***** Extracted material *****
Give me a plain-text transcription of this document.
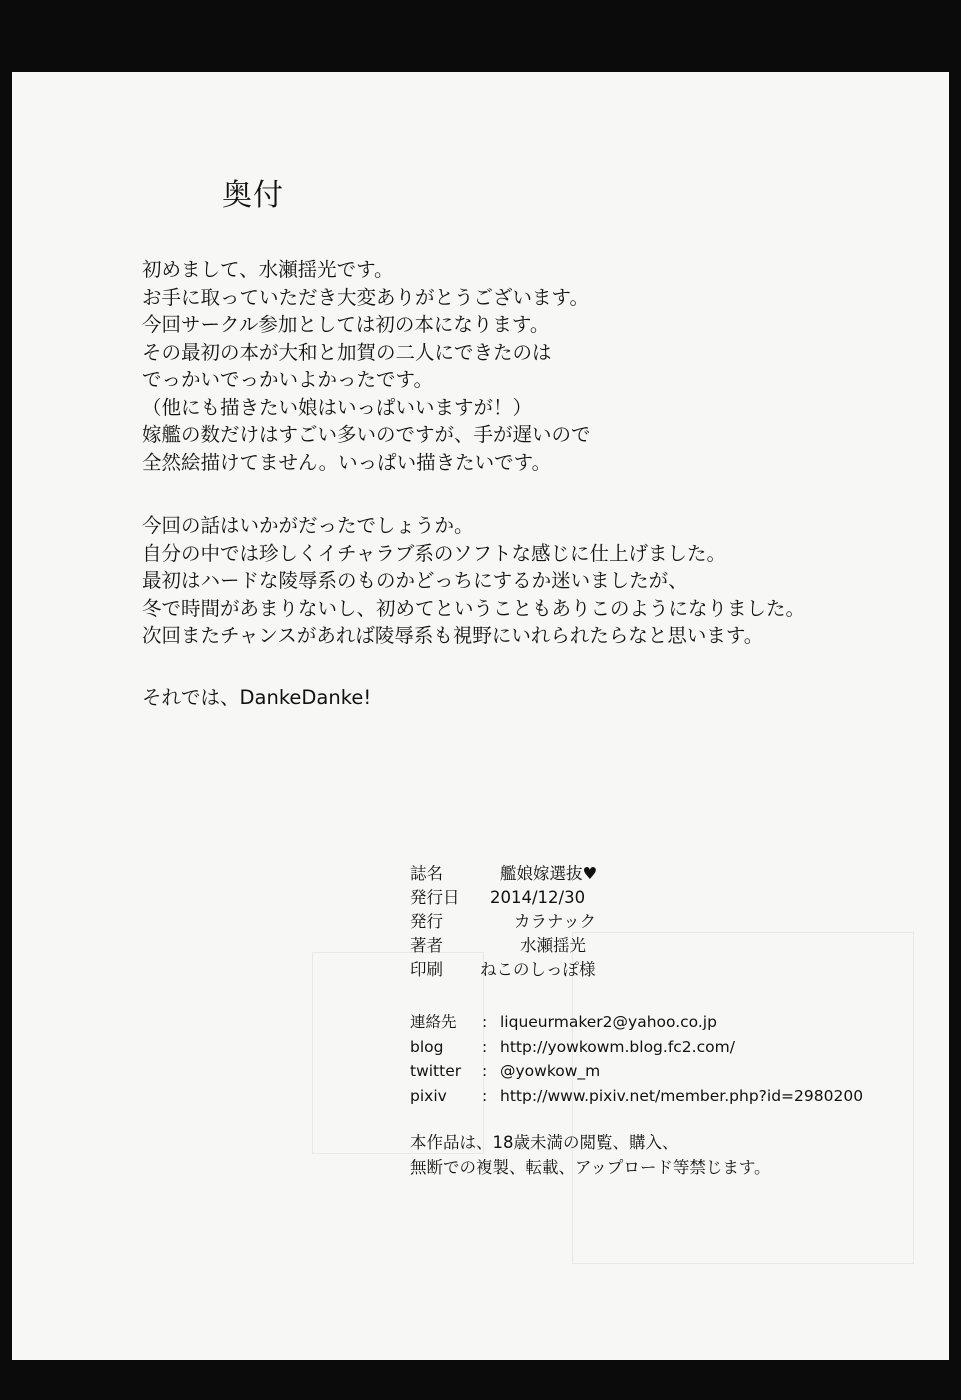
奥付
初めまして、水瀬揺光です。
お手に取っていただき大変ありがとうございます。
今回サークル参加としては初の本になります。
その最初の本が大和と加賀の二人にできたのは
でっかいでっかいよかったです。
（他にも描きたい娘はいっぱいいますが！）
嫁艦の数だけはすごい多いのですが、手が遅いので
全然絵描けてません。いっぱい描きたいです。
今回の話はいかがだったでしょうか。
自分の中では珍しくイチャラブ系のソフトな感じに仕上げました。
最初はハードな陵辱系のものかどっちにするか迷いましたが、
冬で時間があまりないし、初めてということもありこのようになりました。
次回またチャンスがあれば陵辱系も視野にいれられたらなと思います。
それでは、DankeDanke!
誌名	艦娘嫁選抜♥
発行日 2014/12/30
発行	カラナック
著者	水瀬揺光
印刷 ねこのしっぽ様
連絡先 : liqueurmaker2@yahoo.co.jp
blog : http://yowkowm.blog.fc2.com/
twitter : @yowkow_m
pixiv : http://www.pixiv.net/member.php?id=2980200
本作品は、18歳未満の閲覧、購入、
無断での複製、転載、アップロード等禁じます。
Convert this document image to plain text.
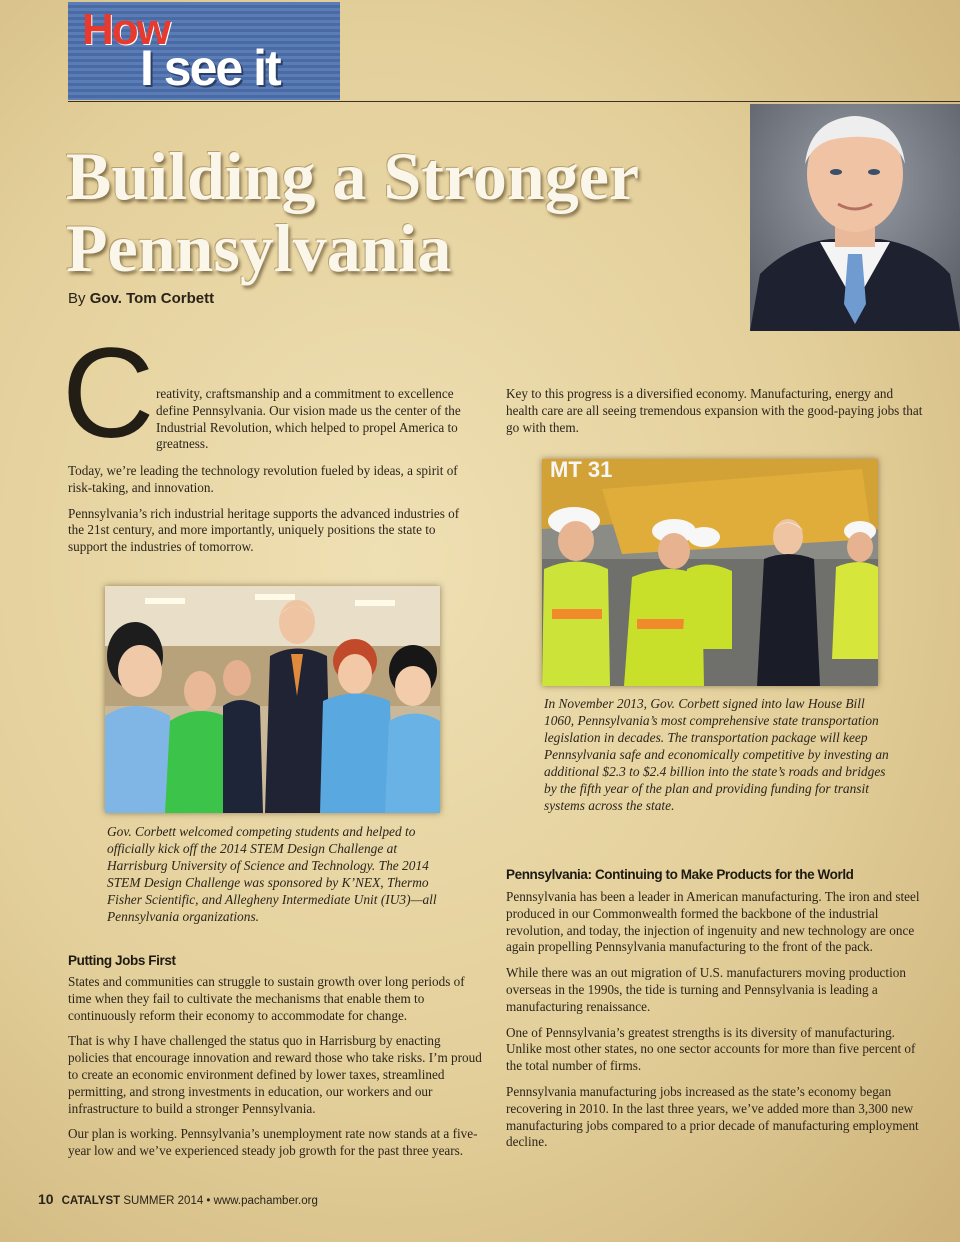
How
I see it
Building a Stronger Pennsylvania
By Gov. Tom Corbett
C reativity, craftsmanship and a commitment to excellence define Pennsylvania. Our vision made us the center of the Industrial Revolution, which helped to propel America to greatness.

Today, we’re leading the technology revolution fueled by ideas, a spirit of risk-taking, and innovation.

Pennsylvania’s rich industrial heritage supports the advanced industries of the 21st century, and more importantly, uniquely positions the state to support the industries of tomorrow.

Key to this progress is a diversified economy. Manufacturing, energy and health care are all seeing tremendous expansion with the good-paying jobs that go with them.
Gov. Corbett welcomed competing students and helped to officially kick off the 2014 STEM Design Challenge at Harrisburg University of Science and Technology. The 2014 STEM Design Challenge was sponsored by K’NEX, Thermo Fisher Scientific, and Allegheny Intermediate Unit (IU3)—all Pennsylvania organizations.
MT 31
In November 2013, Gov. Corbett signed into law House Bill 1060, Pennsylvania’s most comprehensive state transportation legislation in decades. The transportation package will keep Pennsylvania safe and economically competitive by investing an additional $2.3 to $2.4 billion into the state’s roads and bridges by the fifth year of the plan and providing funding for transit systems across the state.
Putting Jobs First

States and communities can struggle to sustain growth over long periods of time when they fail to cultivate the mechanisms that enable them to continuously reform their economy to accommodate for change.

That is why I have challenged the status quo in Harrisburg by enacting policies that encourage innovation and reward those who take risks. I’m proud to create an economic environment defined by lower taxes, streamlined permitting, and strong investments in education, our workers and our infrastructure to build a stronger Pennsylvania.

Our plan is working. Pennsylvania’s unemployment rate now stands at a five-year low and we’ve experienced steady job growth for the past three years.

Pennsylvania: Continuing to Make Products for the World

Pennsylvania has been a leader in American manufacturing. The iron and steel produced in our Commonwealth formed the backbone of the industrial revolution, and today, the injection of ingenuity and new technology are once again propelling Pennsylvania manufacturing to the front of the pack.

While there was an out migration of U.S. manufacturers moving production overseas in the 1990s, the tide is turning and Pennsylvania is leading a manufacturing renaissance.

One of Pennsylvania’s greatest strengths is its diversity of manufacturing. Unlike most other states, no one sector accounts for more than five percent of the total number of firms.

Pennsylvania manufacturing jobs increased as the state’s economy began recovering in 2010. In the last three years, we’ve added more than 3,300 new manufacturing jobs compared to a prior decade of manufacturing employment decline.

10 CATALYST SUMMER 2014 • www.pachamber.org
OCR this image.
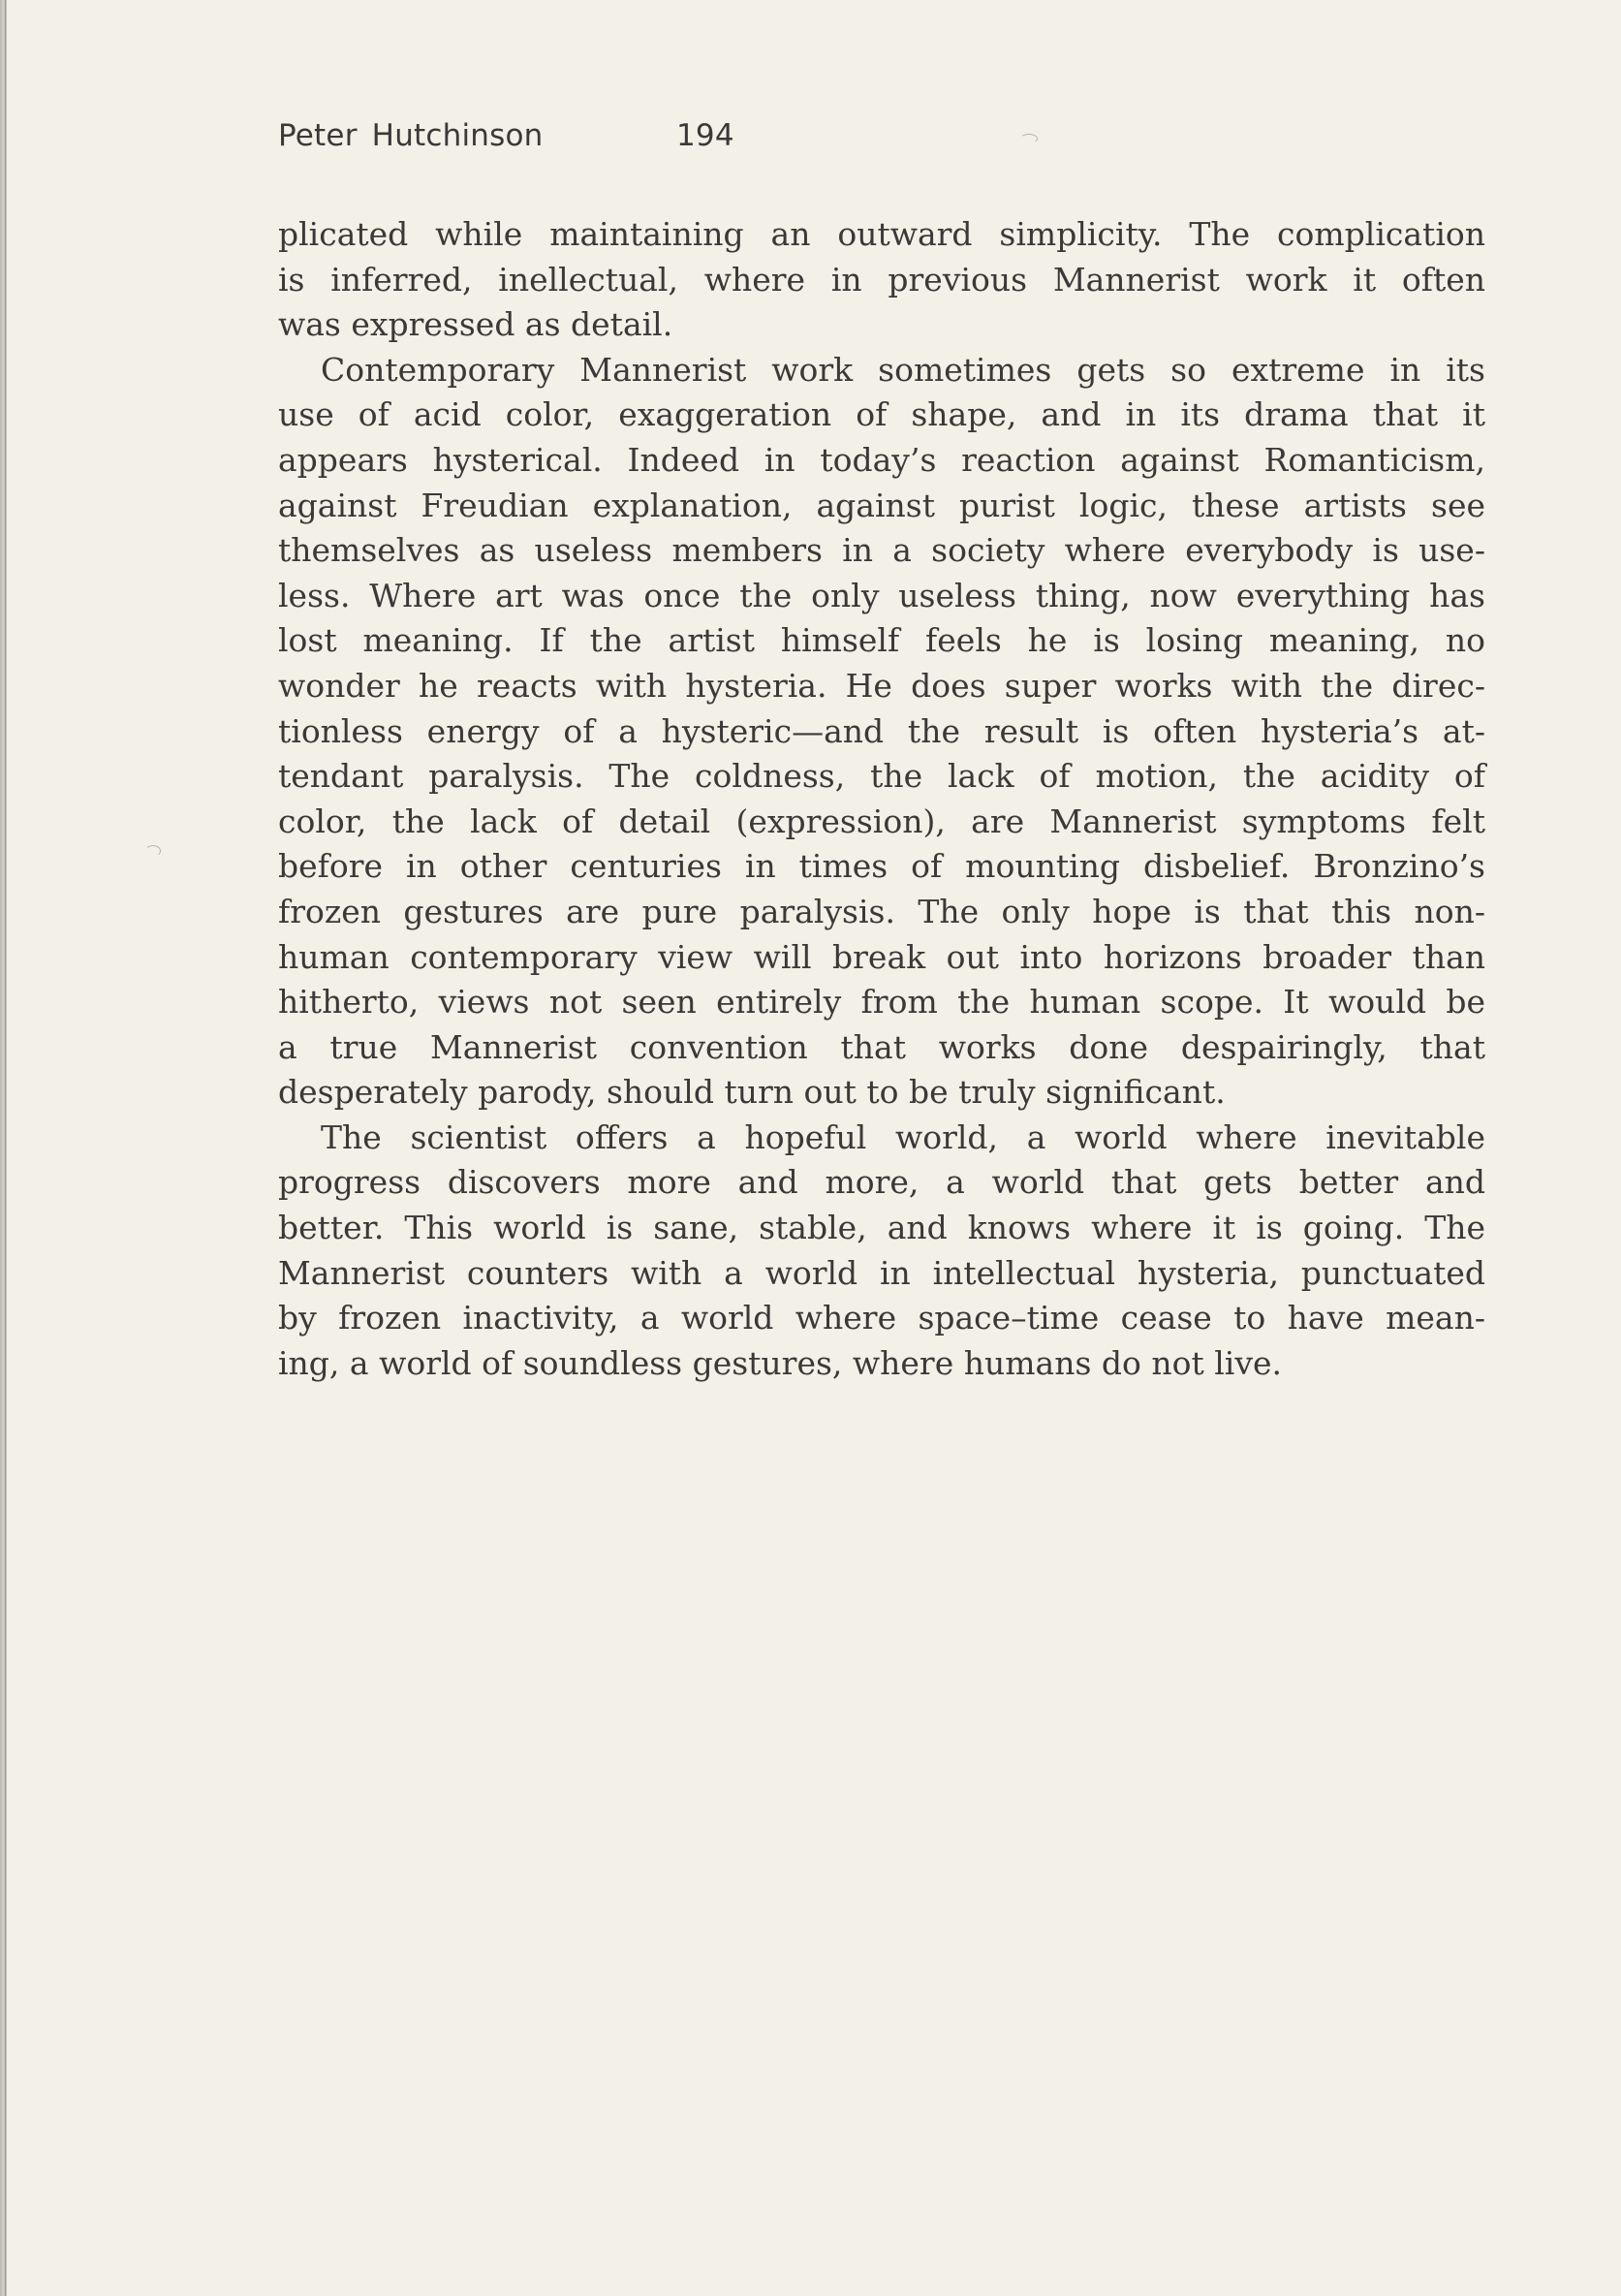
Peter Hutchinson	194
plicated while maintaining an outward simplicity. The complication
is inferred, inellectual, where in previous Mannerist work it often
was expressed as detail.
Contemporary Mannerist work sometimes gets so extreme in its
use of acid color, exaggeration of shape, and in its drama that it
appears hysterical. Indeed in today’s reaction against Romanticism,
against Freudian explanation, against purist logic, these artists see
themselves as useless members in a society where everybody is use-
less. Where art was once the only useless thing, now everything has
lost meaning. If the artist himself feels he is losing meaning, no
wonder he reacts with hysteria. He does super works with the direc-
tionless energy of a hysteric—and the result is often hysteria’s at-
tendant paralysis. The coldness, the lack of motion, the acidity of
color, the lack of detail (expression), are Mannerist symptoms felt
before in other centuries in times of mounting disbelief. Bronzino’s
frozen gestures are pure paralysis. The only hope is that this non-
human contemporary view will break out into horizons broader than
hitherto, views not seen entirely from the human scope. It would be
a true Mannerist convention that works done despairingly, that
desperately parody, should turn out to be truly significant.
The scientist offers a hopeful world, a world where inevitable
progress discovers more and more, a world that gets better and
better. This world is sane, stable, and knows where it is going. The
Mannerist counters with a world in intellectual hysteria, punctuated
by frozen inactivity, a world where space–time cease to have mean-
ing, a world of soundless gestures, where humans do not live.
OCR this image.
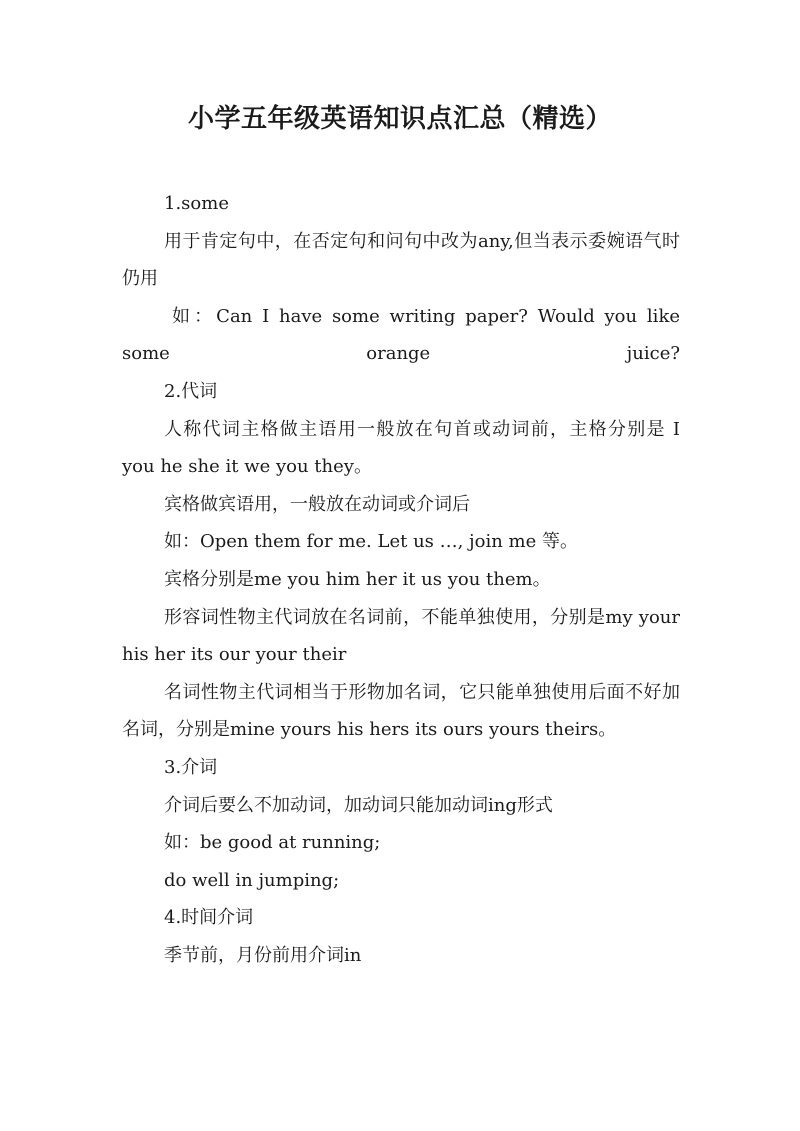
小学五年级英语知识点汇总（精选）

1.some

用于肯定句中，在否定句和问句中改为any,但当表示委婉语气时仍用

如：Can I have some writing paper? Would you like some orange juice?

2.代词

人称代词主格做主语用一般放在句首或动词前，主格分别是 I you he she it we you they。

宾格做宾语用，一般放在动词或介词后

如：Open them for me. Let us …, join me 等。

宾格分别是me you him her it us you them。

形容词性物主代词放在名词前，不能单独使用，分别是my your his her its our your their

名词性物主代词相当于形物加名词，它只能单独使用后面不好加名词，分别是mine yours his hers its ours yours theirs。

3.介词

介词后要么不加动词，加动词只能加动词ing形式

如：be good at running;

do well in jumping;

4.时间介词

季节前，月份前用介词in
*****
Determine how many lines include the string "progress". Give no answer but the number.

### Task solution
2